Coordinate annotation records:
□ □ □ □ □ □ □

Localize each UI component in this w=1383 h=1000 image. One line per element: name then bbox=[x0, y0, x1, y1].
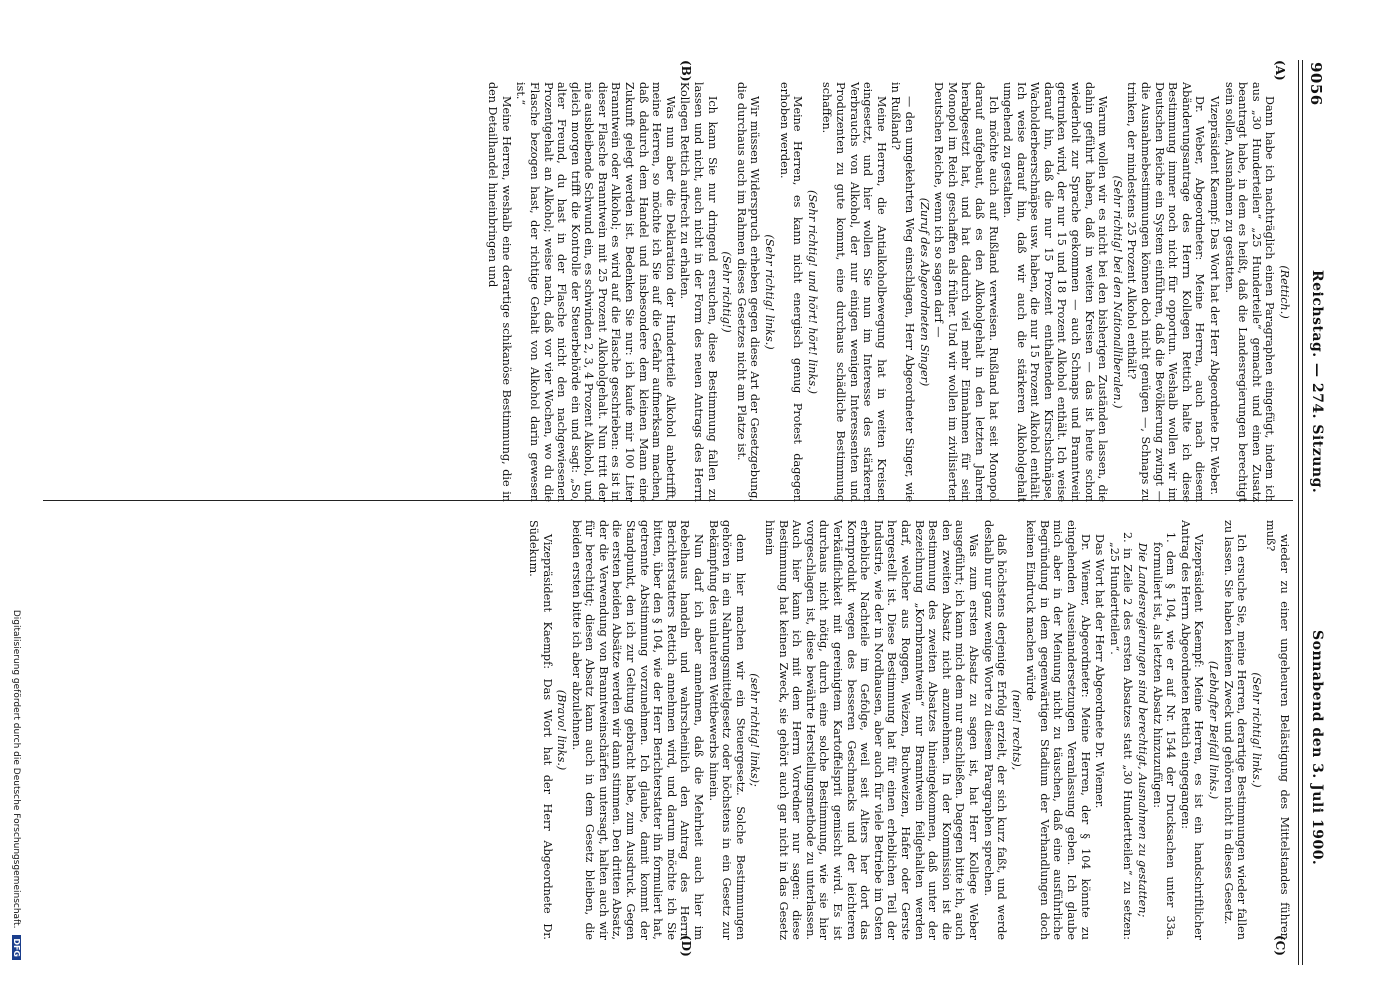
paragraph: — den umgekehrten Weg einschlagen, Herr Abgeordneter Singer, wie in Rußland? bbox=[889, 82, 916, 502]
interjection: (Sehr richtig! links.) bbox=[763, 234, 777, 350]
interjection: (nein! rechts), bbox=[1009, 689, 1023, 771]
interjection: (sehr richtig! links); bbox=[748, 673, 762, 787]
paragraph: Warum wollen wir es nicht bei den bisherigen Zuständen lassen, die dahin geführt haben, daß in weiten Kreisen — das ist heute schon wiederholt zur Sprache gekommen — auch Schnaps und Branntwein getrunken wird, der nur 15 und 18 Prozent Alkohol enthält. Ich weise darauf hin, daß die nur 15 Prozent enthaltenden Kirschschnäpse, Wacholderbeerschnäpse usw. haben, die nur 15 Prozent Alkohol enthält. Ich weise darauf hin, daß wir auch die stärkeren Alkoholgehalt umgehend zu gestalten. bbox=[1001, 82, 1110, 502]
paragraph: Ich möchte auch auf Rußland verweisen. Rußland hat seit Monopol darauf aufgebaut, daß es den Alkoholgehalt in den letzten Jahren herabgesetzt hat, und hat dadurch viel mehr Einnahmen für sein Monopol im Reich geschaffen als früher. Und wir wollen im zivilisierten Deutschen Reiche, wenn ich so sagen darf — bbox=[932, 82, 1000, 502]
paragraph: denn hier machen wir ein Steuergesetz. Solche Bestimmungen gehören in ein Nahrungsmittelgesetz oder höchstens in ein Gesetz zur Bekämpfung des unlauteren Wettbewerbs hinein. bbox=[706, 520, 747, 940]
footer-credit bbox=[11, 0, 21, 960]
interjection: (Sehr richtig!) bbox=[720, 251, 734, 333]
paragraph: Meine Herren, die Antialkoholbewegung hat in weiten Kreisen eingesetzt, und hier wollen Sie nun im Interesse des stärkeren Verbrauchs von Alkohol, der nur einigen wenigen Interessenten und Produzenten zu gute kommt, eine durchaus schädliche Bestimmung schaffen. bbox=[820, 82, 888, 502]
paragraph: Ich kann Sie nur dringend ersuchen, diese Bestimmung fallen zu lassen und nicht, auch nicht in der Form des neuen Antrags des Herrn Kollegen Rettich aufrecht zu erhalten. bbox=[678, 82, 719, 502]
header-rule bbox=[1302, 60, 1303, 965]
page-header-title: Reichstag. — 274. Sitzung. bbox=[1309, 270, 1325, 494]
interjection: (Rettich.) bbox=[1278, 265, 1291, 319]
interjection: (Zuruf des Abgeordneten Singer) bbox=[917, 197, 931, 387]
list-item: 1. dem § 104, wie er auf Nr. 1544 der Drucksachen unter 33a. formuliert ist, als letzten Absatz hinzuzufügen: bbox=[1150, 532, 1178, 940]
margin-marker-c: (C) bbox=[1273, 935, 1287, 956]
page-header-date: Sonnabend den 3. Juli 1900. bbox=[1309, 630, 1325, 866]
margin-marker-a: (A) bbox=[1273, 60, 1287, 81]
paragraph: Wir müssen Widerspruch erheben gegen diese Art der Gesetzgebung, die durchaus auch im Rahmen dieses Gesetzes nicht am Platze ist. bbox=[734, 82, 762, 502]
paragraph: Dr. Weber, Abgeordneter: Meine Herren, auch nach diesem Abänderungsantrage des Herrn Kollegen Rettich halte ich diese Bestimmung immer noch nicht für opportun. Weshalb wollen wir im Deutschen Reiche ein System einführen, daß die Bevölkerung zwingt — die Ausnahmebestimmungen können doch nicht genügen —, Schnaps zu trinken, der mindestens 25 Prozent Alkohol enthält? bbox=[1125, 82, 1207, 502]
interjection: (Sehr richtig! bei den Nationalliberalen.) bbox=[1110, 175, 1124, 409]
text-column-left bbox=[485, 82, 1291, 502]
interjection: (Sehr richtig! und hört! hört! links.) bbox=[805, 189, 819, 395]
list-item: 2. in Zeile 2 des ersten Absatzes statt „30 Hundertteilen“ zu setzen: „25 Hundertteilen“. bbox=[1107, 532, 1135, 940]
paragraph: daß höchstens derjenige Erfolg erzielt, der sich kurz faßt, und werde deshalb nur ganz wenige Worte zu diesem Paragraphen sprechen. bbox=[981, 520, 1009, 940]
margin-marker-b: (B) bbox=[679, 60, 693, 82]
paragraph: Ich ersuche Sie, meine Herren, derartige Bestimmungen wieder fallen zu lassen. Sie haben keinen Zweck und gehören nicht in dieses Gesetz. bbox=[1221, 520, 1249, 940]
paragraph: Nun darf ich aber annehmen, daß die Mehrheit auch hier im Rebelhaus handeln und wahrscheinlich den Antrag des Herrn Berichterstatters Rettich annehmen wird, und darum möchte ich Sie bitten, über den § 104, wie der Herr Berichterstatter ihn formuliert hat, getrennte Abstimmung vorzunehmen. Ich glaube, damit kommt der Standpunkt, den ich zur Geltung gebracht habe, zum Ausdruck. Gegen die ersten beiden Absätze werden wir dann stimmen. Den dritten Absatz, der die Verwendung von Branntweinschärfen untersagt, halten auch wir für berechtigt; diesen Absatz kann auch in dem Gesetz bleiben, die beiden ersten bitte ich aber abzulehnen. bbox=[569, 520, 706, 940]
paragraph: Vizepräsident Kaempf: Das Wort hat der Herr Abgeordnete Dr. Weber. bbox=[1208, 96, 1222, 496]
header-rule bbox=[1298, 60, 1299, 965]
paragraph: Das Wort hat der Herr Abgeordnete Dr. Wiemer. bbox=[1093, 534, 1107, 809]
paragraph: Vizepräsident Kaempf: Meine Herren, es ist ein handschriftlicher Antrag des Herrn Abgeordneten Rettich eingegangen: bbox=[1178, 520, 1206, 940]
margin-marker-d: (D) bbox=[679, 935, 693, 957]
paragraph: Vizepräsident Kaempf: Das Wort hat der Herr Abgeordnete Dr. Südekum. bbox=[526, 520, 554, 940]
interjection: Die Landesregierungen sind berechtigt, Ausnahmen zu gestatten; bbox=[1136, 542, 1150, 918]
page-number: 9056 bbox=[1307, 62, 1325, 106]
paragraph: Meine Herren, weshalb eine derartige schikanöse Bestimmung, die in den Detailhandel hineinbringen und bbox=[486, 82, 513, 502]
paragraph: wieder zu einer ungeheuren Belästigung des Mittelstandes führen muß? bbox=[1264, 520, 1291, 940]
text-column-right bbox=[525, 520, 1291, 940]
paragraph: Was nun aber die Deklaration der Hundertteile Alkohol anbetrifft, meine Herren, so möchte ich Sie auf die Gefahr aufmerksam machen, daß dadurch dem Handel und insbesondere dem kleinen Mann eine Zukunft gelegt werden ist. Bedenken Sie nur: ich kaufe mir 100 Liter Branntwein oder Alkohol; es wird auf die Flasche geschrieben: es ist in dieser Flasche Branntwein mit 25 Prozent Alkoholgehalt. Nun tritt der nie ausbleibende Schwund ein, es schwinden 2, 3, 4 Prozent Alkohol, und gleich morgen trifft die Kontrolle der Steuerbehörde ein und sagt: „So, alter Freund, du hast in der Flasche nicht den nachgewiesenen Prozentgehalt an Alkohol; weise nach, daß vor vier Wochen, wo du die Flasche bezogen hast, der richtige Gehalt von Alkohol darin gewesen ist.“ bbox=[514, 82, 677, 502]
footer-text: Digitalisierung gefördert durch die Deutsche Forschungsgemeinschaft. bbox=[11, 609, 21, 929]
interjection: (Bravo! links.) bbox=[555, 689, 569, 771]
interjection: (Lebhafter Beifall links.) bbox=[1207, 660, 1221, 800]
paragraph: Was zum ersten Absatz zu sagen ist, hat Herr Kollege Weber ausgeführt; ich kann mich dem nur anschließen. Dagegen bitte ich, auch den zweiten Absatz nicht anzunehmen. In der Kommission ist die Bestimmung des zweiten Absatzes hineingekommen, daß unter der Bezeichnung „Kornbranntwein“ nur Branntwein feilgehalten werden darf, welcher aus Roggen, Weizen, Buchweizen, Hafer oder Gerste hergestellt ist. Diese Bestimmung hat für einen erheblichen Teil der Industrie, wie der in Nordhausen, aber auch für viele Betriebe im Osten erhebliche Nachteile im Gefolge, weil seit Alters her dort das Kornprodukt wegen des besseren Geschmacks und der leichteren Verkäuflichkeit mit gereinigtem Kartoffelsprit gemischt wird. Es ist durchaus nicht nötig, durch eine solche Bestimmung, wie sie hier vorgeschlagen ist, diese bewährte Herstellungsmethode zu unterlassen. Auch hier kann ich mit dem Herrn Vorredner nur sagen: diese Bestimmung hat keinen Zweck, sie gehört auch gar nicht in das Gesetz hinein bbox=[763, 520, 980, 940]
column-divider bbox=[43, 500, 1293, 501]
paragraph: Dann habe ich nachträglich einen Paragraphen eingefügt, indem ich aus „30 Hunderteilen“ „25 Hunderteile“ gemacht und einen Zusatz beantragt habe, in dem es heißt, daß die Landesregierungen berechtigt sein sollen, Ausnahmen zu gestatten. bbox=[1222, 82, 1277, 502]
interjection: (Sehr richtig! links.) bbox=[1249, 672, 1263, 788]
paragraph: Dr. Wiemer, Abgeordneter: Meine Herren, der § 104 könnte zu eingehenden Auseinandersetzungen Veranlassung geben. Ich glaube mich aber in der Meinung nicht zu täuschen, daß eine ausführliche Begründung in dem gegenwärtigen Stadium der Verhandlungen doch keinen Eindruck machen würde bbox=[1024, 520, 1092, 940]
paragraph: Meine Herren, es kann nicht energisch genug Protest dagegen erhoben werden. bbox=[777, 82, 805, 502]
dfg-logo: DFG bbox=[12, 935, 21, 960]
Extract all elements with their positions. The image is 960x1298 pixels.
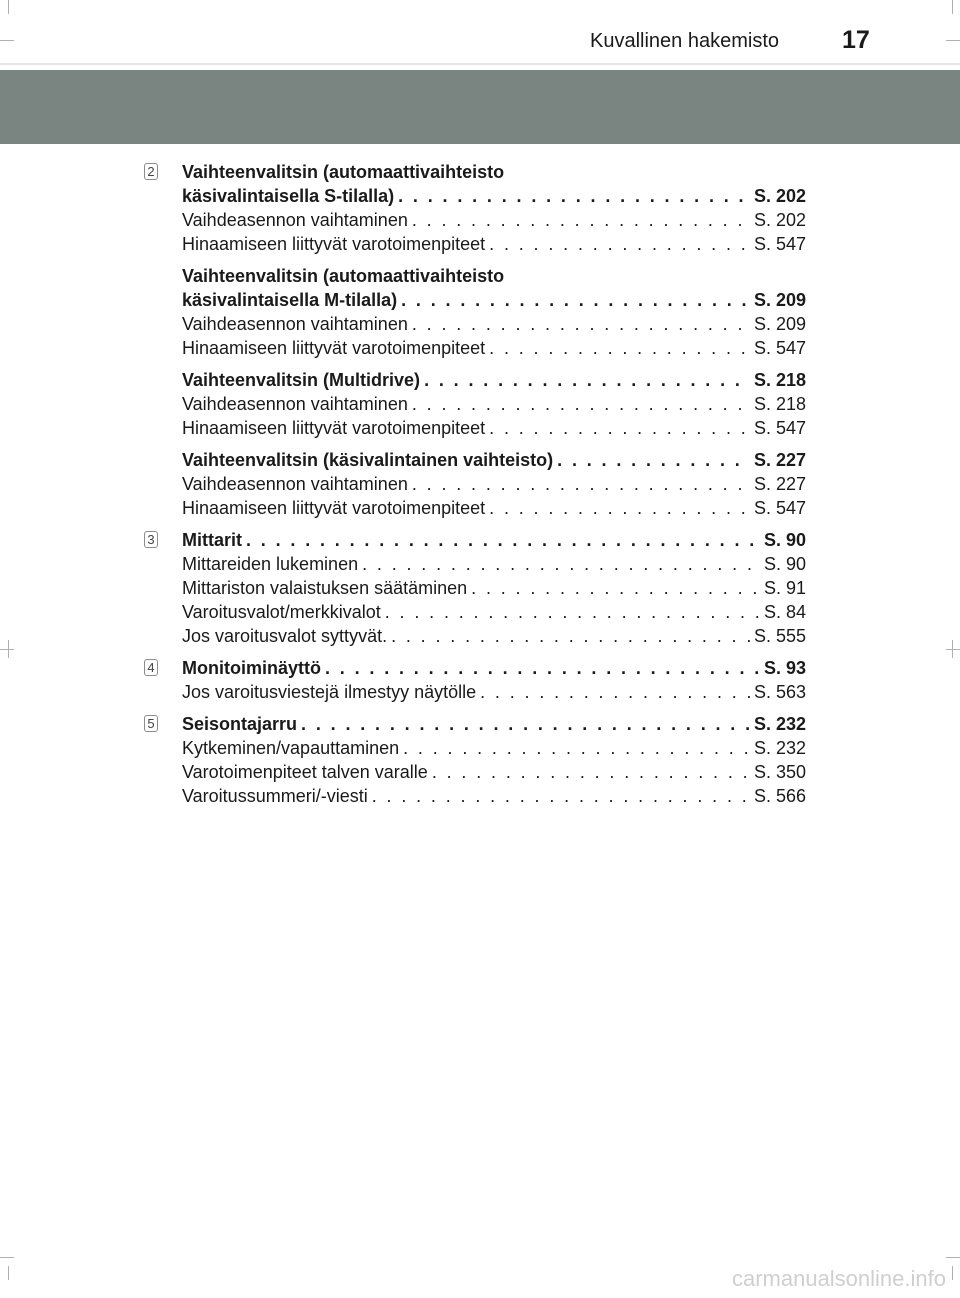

□ □ □ □ □ □ □

REQUIRED WORK
Update everything from the line containing "paragraph: — den" down to the line containing "interjection: (nein! rechts), bbox=[1009, 689, 1023, 771]" by writing "Russland" in place of "Rußland" and leaving all else unchanged. Return only those lines.

TASK ANSWER
paragraph: — den umgekehrten Weg einschlagen, Herr Abgeordneter Singer, wie in Russland? bbox=[889, 82, 916, 502]
interjection: (Sehr richtig! links.) bbox=[763, 234, 777, 350]
interjection: (nein! rechts), bbox=[1009, 689, 1023, 771]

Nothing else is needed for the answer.